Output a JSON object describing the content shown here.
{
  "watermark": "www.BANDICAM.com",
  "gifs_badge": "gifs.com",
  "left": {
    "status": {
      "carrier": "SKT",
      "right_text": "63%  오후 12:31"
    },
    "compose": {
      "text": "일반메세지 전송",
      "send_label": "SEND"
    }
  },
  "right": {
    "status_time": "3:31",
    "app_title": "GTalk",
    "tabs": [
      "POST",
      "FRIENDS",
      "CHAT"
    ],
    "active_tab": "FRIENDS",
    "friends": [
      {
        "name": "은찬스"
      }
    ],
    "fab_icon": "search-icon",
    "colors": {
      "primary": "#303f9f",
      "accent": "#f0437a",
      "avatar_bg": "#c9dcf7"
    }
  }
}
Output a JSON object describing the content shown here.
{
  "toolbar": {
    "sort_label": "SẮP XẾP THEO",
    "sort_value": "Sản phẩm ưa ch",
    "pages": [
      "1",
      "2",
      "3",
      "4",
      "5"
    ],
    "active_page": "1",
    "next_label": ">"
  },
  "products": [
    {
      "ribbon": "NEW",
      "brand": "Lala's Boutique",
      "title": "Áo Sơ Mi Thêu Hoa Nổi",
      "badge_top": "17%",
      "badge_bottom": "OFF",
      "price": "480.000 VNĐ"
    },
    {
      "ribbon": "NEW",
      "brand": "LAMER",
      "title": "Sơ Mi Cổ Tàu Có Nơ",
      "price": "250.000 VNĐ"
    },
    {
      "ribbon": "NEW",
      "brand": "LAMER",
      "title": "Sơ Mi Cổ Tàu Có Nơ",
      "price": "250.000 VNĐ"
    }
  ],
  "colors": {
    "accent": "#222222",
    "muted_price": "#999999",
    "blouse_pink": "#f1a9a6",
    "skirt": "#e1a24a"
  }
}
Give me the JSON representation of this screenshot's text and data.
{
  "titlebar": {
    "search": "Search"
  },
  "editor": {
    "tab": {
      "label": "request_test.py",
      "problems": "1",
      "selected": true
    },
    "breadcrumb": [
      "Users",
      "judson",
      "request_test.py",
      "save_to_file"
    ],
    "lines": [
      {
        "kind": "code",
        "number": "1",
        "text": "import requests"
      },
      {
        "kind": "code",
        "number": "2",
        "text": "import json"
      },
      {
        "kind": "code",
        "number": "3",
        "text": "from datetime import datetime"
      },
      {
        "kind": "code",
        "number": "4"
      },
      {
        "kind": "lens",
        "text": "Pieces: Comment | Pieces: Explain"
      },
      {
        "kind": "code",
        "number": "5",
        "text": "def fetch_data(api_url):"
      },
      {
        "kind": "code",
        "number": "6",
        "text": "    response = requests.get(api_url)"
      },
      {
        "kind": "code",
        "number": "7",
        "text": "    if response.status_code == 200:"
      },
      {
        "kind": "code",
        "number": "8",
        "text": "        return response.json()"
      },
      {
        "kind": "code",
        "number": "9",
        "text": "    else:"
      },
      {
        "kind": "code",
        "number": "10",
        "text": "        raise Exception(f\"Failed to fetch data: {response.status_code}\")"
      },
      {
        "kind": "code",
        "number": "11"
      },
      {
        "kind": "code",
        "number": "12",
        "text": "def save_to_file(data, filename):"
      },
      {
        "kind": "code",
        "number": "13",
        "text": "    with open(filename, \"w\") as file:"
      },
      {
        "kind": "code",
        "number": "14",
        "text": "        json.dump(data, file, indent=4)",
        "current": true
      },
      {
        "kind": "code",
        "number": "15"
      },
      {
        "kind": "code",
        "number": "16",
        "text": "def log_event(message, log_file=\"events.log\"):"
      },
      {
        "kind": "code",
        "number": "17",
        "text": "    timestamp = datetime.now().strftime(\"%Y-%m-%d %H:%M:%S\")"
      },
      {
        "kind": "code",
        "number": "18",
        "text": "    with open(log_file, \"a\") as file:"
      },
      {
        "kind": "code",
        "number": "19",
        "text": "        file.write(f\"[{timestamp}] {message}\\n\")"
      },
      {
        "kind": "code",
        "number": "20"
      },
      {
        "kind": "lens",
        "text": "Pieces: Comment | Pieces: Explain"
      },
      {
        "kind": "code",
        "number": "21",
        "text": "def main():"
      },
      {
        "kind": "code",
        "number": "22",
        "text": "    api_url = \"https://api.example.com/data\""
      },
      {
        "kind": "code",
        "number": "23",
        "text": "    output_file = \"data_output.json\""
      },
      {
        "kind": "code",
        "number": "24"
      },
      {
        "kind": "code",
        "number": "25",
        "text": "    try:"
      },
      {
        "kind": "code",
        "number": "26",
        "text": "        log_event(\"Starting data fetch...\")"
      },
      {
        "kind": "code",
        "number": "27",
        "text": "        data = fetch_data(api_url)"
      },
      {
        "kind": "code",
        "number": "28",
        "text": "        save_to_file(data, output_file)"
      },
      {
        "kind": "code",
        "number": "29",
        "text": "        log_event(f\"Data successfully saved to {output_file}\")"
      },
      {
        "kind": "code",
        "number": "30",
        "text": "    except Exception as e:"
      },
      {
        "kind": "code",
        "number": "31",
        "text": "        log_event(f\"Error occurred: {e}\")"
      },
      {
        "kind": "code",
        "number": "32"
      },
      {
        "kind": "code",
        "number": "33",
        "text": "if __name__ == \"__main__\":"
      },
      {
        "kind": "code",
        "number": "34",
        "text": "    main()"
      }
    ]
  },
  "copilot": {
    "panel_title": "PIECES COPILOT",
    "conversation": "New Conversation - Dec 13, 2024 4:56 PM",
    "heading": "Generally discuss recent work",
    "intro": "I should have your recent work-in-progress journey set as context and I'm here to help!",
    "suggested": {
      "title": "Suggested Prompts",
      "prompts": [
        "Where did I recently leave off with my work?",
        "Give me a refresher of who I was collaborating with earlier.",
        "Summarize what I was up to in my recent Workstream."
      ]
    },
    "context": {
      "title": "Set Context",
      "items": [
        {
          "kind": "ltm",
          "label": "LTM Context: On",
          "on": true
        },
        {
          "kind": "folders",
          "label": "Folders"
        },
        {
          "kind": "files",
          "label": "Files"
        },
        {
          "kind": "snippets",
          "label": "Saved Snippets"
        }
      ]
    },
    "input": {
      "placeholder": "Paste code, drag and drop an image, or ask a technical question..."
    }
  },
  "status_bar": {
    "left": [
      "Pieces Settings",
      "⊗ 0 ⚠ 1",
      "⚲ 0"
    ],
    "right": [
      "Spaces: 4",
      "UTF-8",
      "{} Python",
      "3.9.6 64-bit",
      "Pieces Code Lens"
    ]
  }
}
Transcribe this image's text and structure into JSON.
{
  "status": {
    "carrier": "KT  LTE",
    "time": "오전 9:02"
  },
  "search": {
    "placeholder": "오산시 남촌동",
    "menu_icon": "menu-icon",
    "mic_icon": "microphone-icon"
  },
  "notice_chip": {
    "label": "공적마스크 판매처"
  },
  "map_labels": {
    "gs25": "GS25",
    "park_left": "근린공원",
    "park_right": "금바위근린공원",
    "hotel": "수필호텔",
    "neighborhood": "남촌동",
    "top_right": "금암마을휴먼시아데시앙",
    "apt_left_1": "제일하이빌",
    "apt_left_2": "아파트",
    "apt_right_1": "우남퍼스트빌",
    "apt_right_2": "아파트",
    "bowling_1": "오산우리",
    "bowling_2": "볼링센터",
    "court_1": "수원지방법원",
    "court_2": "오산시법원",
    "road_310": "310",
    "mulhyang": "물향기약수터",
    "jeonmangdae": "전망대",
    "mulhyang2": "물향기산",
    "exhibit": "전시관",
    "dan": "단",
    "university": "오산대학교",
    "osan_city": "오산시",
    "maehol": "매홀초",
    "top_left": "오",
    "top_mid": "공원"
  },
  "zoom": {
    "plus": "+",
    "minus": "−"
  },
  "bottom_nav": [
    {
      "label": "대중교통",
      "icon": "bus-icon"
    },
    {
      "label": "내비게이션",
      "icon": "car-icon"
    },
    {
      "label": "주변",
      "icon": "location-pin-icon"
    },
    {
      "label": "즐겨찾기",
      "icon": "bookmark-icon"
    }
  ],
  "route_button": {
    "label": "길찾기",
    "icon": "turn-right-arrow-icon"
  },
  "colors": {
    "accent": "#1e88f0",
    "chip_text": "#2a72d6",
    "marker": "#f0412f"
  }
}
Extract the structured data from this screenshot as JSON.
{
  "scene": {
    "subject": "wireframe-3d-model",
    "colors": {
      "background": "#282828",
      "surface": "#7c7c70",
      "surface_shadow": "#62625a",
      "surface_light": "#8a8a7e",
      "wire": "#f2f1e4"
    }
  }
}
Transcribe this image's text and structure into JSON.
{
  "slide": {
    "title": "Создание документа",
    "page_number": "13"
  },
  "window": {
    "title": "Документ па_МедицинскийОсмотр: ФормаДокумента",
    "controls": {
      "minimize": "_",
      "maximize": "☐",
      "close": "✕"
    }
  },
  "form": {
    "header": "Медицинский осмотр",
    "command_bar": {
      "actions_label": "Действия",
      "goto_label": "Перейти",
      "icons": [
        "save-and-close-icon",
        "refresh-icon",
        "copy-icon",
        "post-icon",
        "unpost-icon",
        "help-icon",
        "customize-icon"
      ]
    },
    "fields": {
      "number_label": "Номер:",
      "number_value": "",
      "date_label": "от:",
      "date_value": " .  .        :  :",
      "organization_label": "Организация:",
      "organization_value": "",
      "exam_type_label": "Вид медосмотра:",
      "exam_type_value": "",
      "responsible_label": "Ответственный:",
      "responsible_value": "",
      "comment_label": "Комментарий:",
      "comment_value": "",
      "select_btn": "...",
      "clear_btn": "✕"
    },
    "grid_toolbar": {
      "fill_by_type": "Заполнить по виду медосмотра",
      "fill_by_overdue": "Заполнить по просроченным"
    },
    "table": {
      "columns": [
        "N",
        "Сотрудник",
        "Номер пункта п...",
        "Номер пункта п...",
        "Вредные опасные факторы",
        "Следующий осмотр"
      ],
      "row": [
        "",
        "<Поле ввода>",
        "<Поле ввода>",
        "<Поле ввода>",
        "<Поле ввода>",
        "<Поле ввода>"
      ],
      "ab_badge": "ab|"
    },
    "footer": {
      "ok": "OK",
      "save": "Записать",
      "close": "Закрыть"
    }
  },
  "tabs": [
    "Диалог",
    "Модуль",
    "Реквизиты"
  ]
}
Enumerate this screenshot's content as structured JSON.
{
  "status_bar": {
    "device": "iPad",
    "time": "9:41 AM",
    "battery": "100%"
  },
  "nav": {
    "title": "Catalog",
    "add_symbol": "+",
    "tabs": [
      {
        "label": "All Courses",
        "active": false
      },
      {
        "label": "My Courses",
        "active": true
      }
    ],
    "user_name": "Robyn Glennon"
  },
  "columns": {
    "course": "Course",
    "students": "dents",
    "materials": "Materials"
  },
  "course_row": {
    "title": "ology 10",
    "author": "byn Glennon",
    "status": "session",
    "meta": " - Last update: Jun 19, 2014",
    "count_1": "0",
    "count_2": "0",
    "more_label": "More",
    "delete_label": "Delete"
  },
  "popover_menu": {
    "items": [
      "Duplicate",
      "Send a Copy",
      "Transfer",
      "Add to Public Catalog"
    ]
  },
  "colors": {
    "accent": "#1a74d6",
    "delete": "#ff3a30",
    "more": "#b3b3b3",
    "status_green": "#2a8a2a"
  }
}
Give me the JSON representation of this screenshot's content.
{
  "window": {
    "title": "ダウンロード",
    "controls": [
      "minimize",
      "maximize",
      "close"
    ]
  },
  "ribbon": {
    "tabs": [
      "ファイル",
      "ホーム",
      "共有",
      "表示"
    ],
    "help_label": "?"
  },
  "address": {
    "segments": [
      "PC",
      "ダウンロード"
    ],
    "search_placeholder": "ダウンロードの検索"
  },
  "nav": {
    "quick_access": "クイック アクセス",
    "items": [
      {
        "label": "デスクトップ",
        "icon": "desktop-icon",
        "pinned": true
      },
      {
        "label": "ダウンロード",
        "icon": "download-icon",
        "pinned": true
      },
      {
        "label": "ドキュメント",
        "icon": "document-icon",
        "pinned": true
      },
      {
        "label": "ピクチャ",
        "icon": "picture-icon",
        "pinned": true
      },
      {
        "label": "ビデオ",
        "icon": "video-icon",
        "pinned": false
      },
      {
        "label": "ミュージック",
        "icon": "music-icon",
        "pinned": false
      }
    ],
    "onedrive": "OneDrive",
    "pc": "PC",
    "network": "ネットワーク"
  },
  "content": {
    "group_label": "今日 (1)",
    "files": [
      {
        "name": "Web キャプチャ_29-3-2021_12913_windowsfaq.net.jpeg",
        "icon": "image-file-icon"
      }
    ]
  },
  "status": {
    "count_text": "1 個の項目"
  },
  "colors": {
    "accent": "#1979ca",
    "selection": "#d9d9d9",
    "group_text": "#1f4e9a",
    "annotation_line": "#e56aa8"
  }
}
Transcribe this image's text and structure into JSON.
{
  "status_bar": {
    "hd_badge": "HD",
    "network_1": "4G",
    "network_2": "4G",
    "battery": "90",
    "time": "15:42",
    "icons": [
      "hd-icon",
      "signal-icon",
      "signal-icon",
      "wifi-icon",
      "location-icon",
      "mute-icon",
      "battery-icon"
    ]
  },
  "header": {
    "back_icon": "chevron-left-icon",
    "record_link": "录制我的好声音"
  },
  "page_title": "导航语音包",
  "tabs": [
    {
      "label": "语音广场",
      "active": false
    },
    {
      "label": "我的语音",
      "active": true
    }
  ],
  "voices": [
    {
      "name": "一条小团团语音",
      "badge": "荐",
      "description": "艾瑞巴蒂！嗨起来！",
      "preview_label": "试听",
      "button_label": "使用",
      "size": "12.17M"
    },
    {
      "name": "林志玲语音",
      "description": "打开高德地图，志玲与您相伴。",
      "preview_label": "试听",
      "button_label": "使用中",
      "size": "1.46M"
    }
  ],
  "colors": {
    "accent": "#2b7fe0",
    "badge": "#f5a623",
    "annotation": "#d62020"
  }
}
- - - - -
**Your instructions:**
Tally the lines in the entries above that hold the word "battery". Reply with nothing but that count.

**Solution for this task:**
3